**Set exercise**
Copy out the lines that include the word "защиты".

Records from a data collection

-- start --

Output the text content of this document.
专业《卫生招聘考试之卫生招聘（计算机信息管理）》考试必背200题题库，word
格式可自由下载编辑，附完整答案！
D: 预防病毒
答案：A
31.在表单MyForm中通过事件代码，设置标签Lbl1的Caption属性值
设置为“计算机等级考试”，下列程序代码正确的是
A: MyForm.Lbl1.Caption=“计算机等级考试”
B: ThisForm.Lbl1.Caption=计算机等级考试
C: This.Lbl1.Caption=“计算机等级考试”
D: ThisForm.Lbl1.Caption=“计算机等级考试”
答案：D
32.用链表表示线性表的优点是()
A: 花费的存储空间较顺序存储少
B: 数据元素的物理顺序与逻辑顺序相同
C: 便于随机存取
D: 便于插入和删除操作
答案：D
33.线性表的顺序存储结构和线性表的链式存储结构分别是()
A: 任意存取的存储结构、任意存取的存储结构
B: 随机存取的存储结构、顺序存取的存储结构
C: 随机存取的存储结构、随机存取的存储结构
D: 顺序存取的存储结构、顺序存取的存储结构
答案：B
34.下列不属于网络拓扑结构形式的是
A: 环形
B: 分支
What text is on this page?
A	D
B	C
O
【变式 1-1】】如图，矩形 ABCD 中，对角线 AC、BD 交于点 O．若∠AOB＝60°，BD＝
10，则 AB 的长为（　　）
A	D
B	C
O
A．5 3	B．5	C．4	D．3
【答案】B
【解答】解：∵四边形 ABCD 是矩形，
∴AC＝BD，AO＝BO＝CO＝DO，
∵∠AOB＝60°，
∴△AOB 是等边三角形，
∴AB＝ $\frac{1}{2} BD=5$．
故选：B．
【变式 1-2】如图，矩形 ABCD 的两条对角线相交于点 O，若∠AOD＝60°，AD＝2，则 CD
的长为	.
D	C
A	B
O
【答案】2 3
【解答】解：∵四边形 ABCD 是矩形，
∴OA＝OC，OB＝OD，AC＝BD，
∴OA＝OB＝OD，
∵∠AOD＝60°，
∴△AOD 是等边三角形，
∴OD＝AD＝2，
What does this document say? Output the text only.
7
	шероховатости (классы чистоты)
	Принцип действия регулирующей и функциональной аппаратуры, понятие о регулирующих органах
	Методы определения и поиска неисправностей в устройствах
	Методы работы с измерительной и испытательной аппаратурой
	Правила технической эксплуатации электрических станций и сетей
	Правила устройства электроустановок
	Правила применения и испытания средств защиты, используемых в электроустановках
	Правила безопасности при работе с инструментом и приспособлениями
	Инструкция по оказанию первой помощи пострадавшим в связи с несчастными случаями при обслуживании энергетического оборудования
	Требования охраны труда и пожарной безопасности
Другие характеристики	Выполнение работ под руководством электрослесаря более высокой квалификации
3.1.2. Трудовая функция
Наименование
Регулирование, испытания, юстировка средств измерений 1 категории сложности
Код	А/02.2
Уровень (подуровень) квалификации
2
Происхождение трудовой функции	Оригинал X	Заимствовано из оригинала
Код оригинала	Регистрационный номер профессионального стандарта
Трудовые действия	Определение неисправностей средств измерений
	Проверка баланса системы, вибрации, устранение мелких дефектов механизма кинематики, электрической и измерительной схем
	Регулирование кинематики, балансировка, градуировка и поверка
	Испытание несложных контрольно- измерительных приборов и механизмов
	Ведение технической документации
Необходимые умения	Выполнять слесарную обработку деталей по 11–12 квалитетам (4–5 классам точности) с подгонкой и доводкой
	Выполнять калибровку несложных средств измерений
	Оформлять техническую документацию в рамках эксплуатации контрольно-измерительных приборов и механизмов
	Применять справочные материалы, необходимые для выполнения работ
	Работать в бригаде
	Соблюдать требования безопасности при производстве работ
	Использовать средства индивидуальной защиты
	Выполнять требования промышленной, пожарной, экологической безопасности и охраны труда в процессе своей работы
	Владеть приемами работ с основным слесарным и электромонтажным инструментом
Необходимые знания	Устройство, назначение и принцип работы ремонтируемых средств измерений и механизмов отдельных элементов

-- end --

**Solution for this task**
	Правила применения и испытания средств защиты, используемых в электроустановках
	Использовать средства индивидуальной защиты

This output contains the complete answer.